→ TASK BRIEF: Restate the whole listing word for word. Pictures are left out.

───── RECORD EXCERPTS

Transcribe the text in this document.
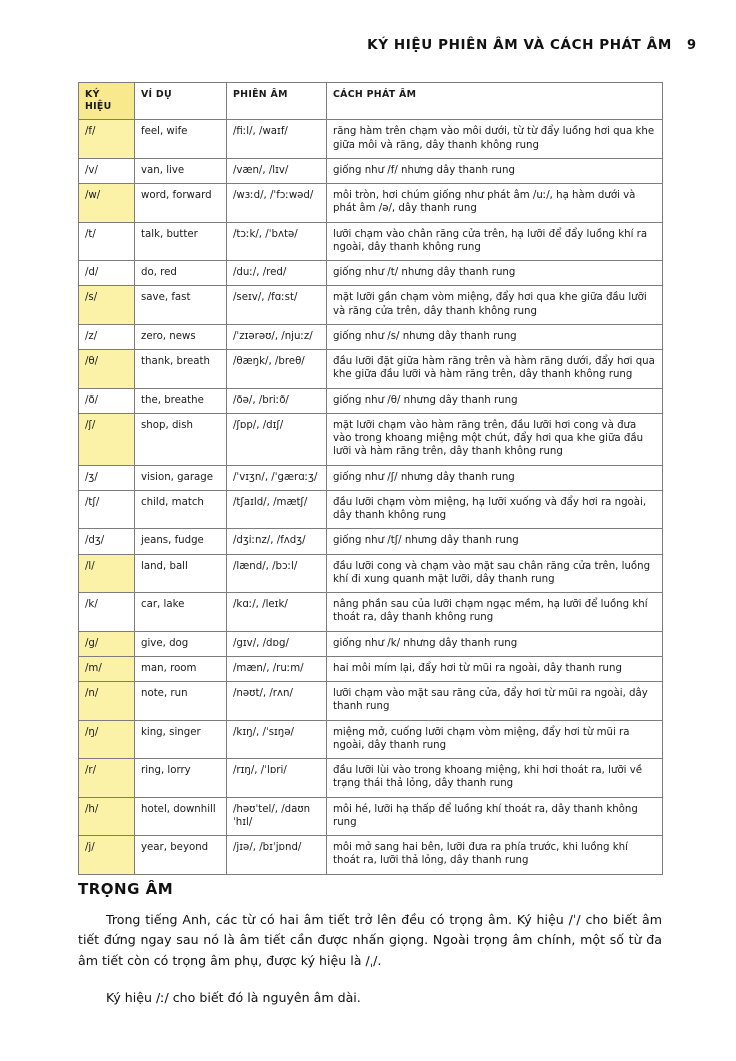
KÝ HIỆU PHIÊN ÂM VÀ CÁCH PHÁT ÂM 9
KÝ HIỆU	VÍ DỤ	PHIÊN ÂM	CÁCH PHÁT ÂM
/f/	feel, wife	/fiːl/, /waɪf/	răng hàm trên chạm vào môi dưới, từ từ đẩy luồng hơi qua khe giữa môi và răng, dây thanh không rung
/v/	van, live	/væn/, /lɪv/	giống như /f/ nhưng dây thanh rung
/w/	word, forward	/wɜːd/, /ˈfɔːwəd/	môi tròn, hơi chúm giống như phát âm /uː/, hạ hàm dưới và phát âm /ə/, dây thanh rung
/t/	talk, butter	/tɔːk/, /ˈbʌtə/	lưỡi chạm vào chân răng cửa trên, hạ lưỡi để đẩy luồng khí ra ngoài, dây thanh không rung
/d/	do, red	/duː/, /red/	giống như /t/ nhưng dây thanh rung
/s/	save, fast	/seɪv/, /fɑːst/	mặt lưỡi gần chạm vòm miệng, đẩy hơi qua khe giữa đầu lưỡi và răng cửa trên, dây thanh không rung
/z/	zero, news	/ˈzɪərəʊ/, /njuːz/	giống như /s/ nhưng dây thanh rung
/θ/	thank, breath	/θæŋk/, /breθ/	đầu lưỡi đặt giữa hàm răng trên và hàm răng dưới, đẩy hơi qua khe giữa đầu lưỡi và hàm răng trên, dây thanh không rung
/ð/	the, breathe	/ðə/, /briːð/	giống như /θ/ nhưng dây thanh rung
/ʃ/	shop, dish	/ʃɒp/, /dɪʃ/	mặt lưỡi chạm vào hàm răng trên, đầu lưỡi hơi cong và đưa vào trong khoang miệng một chút, đẩy hơi qua khe giữa đầu lưỡi và hàm răng trên, dây thanh không rung
/ʒ/	vision, garage	/ˈvɪʒn/, /ˈgærɑːʒ/	giống như /ʃ/ nhưng dây thanh rung
/tʃ/	child, match	/tʃaɪld/, /mætʃ/	đầu lưỡi chạm vòm miệng, hạ lưỡi xuống và đẩy hơi ra ngoài, dây thanh không rung
/dʒ/	jeans, fudge	/dʒiːnz/, /fʌdʒ/	giống như /tʃ/ nhưng dây thanh rung
/l/	land, ball	/lænd/, /bɔːl/	đầu lưỡi cong và chạm vào mặt sau chân răng cửa trên, luồng khí đi xung quanh mặt lưỡi, dây thanh rung
/k/	car, lake	/kɑː/, /leɪk/	nâng phần sau của lưỡi chạm ngạc mềm, hạ lưỡi để luồng khí thoát ra, dây thanh không rung
/g/	give, dog	/gɪv/, /dɒg/	giống như /k/ nhưng dây thanh rung
/m/	man, room	/mæn/, /ruːm/	hai môi mím lại, đẩy hơi từ mũi ra ngoài, dây thanh rung
/n/	note, run	/nəʊt/, /rʌn/	lưỡi chạm vào mặt sau răng cửa, đẩy hơi từ mũi ra ngoài, dây thanh rung
/ŋ/	king, singer	/kɪŋ/, /ˈsɪŋə/	miệng mở, cuống lưỡi chạm vòm miệng, đẩy hơi từ mũi ra ngoài, dây thanh rung
/r/	ring, lorry	/rɪŋ/, /ˈlɒri/	đầu lưỡi lùi vào trong khoang miệng, khi hơi thoát ra, lưỡi về trạng thái thả lỏng, dây thanh rung
/h/	hotel, downhill	/həʊˈtel/, /daʊnˈhɪl/	môi hé, lưỡi hạ thấp để luồng khí thoát ra, dây thanh không rung
/j/	year, beyond	/jɪə/, /bɪˈjɒnd/	môi mở sang hai bên, lưỡi đưa ra phía trước, khi luồng khí thoát ra, lưỡi thả lỏng, dây thanh rung
TRỌNG ÂM
Trong tiếng Anh, các từ có hai âm tiết trở lên đều có trọng âm. Ký hiệu /ˈ/ cho biết âm tiết đứng ngay sau nó là âm tiết cần được nhấn giọng. Ngoài trọng âm chính, một số từ đa âm tiết còn có trọng âm phụ, được ký hiệu là /ˌ/.
Ký hiệu /ː/ cho biết đó là nguyên âm dài.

──────────

→ WORKED SOLUTION:
Transcribe the text in this document.
KÝ HIỆU PHIÊN ÂM VÀ CÁCH PHÁT ÂM 9
KÝ HIỆU	VÍ DỤ	PHIÊN ÂM	CÁCH PHÁT ÂM
/f/	feel, wife	/fiːl/, /waɪf/	răng hàm trên chạm vào môi dưới, từ từ đẩy luồng hơi qua khe giữa môi và răng, dây thanh không rung
/v/	van, live	/væn/, /lɪv/	giống như /f/ nhưng dây thanh rung
/w/	word, forward	/wɜːd/, /ˈfɔːwəd/	môi tròn, hơi chúm giống như phát âm /uː/, hạ hàm dưới và phát âm /ə/, dây thanh rung
/t/	talk, butter	/tɔːk/, /ˈbʌtə/	lưỡi chạm vào chân răng cửa trên, hạ lưỡi để đẩy luồng khí ra ngoài, dây thanh không rung
/d/	do, red	/duː/, /red/	giống như /t/ nhưng dây thanh rung
/s/	save, fast	/seɪv/, /fɑːst/	mặt lưỡi gần chạm vòm miệng, đẩy hơi qua khe giữa đầu lưỡi và răng cửa trên, dây thanh không rung
/z/	zero, news	/ˈzɪərəʊ/, /njuːz/	giống như /s/ nhưng dây thanh rung
/θ/	thank, breath	/θæŋk/, /breθ/	đầu lưỡi đặt giữa hàm răng trên và hàm răng dưới, đẩy hơi qua khe giữa đầu lưỡi và hàm răng trên, dây thanh không rung
/ð/	the, breathe	/ðə/, /briːð/	giống như /θ/ nhưng dây thanh rung
/ʃ/	shop, dish	/ʃɒp/, /dɪʃ/	mặt lưỡi chạm vào hàm răng trên, đầu lưỡi hơi cong và đưa vào trong khoang miệng một chút, đẩy hơi qua khe giữa đầu lưỡi và hàm răng trên, dây thanh không rung
/ʒ/	vision, garage	/ˈvɪʒn/, /ˈgærɑːʒ/	giống như /ʃ/ nhưng dây thanh rung
/tʃ/	child, match	/tʃaɪld/, /mætʃ/	đầu lưỡi chạm vòm miệng, hạ lưỡi xuống và đẩy hơi ra ngoài, dây thanh không rung
/dʒ/	jeans, fudge	/dʒiːnz/, /fʌdʒ/	giống như /tʃ/ nhưng dây thanh rung
/l/	land, ball	/lænd/, /bɔːl/	đầu lưỡi cong và chạm vào mặt sau chân răng cửa trên, luồng khí đi xung quanh mặt lưỡi, dây thanh rung
/k/	car, lake	/kɑː/, /leɪk/	nâng phần sau của lưỡi chạm ngạc mềm, hạ lưỡi để luồng khí thoát ra, dây thanh không rung
/g/	give, dog	/gɪv/, /dɒg/	giống như /k/ nhưng dây thanh rung
/m/	man, room	/mæn/, /ruːm/	hai môi mím lại, đẩy hơi từ mũi ra ngoài, dây thanh rung
/n/	note, run	/nəʊt/, /rʌn/	lưỡi chạm vào mặt sau răng cửa, đẩy hơi từ mũi ra ngoài, dây thanh rung
/ŋ/	king, singer	/kɪŋ/, /ˈsɪŋə/	miệng mở, cuống lưỡi chạm vòm miệng, đẩy hơi từ mũi ra ngoài, dây thanh rung
/r/	ring, lorry	/rɪŋ/, /ˈlɒri/	đầu lưỡi lùi vào trong khoang miệng, khi hơi thoát ra, lưỡi về trạng thái thả lỏng, dây thanh rung
/h/	hotel, downhill	/həʊˈtel/, /daʊnˈhɪl/	môi hé, lưỡi hạ thấp để luồng khí thoát ra, dây thanh không rung
/j/	year, beyond	/jɪə/, /bɪˈjɒnd/	môi mở sang hai bên, lưỡi đưa ra phía trước, khi luồng khí thoát ra, lưỡi thả lỏng, dây thanh rung
TRỌNG ÂM
Trong tiếng Anh, các từ có hai âm tiết trở lên đều có trọng âm. Ký hiệu /ˈ/ cho biết âm tiết đứng ngay sau nó là âm tiết cần được nhấn giọng. Ngoài trọng âm chính, một số từ đa âm tiết còn có trọng âm phụ, được ký hiệu là /ˌ/.
Ký hiệu /ː/ cho biết đó là nguyên âm dài.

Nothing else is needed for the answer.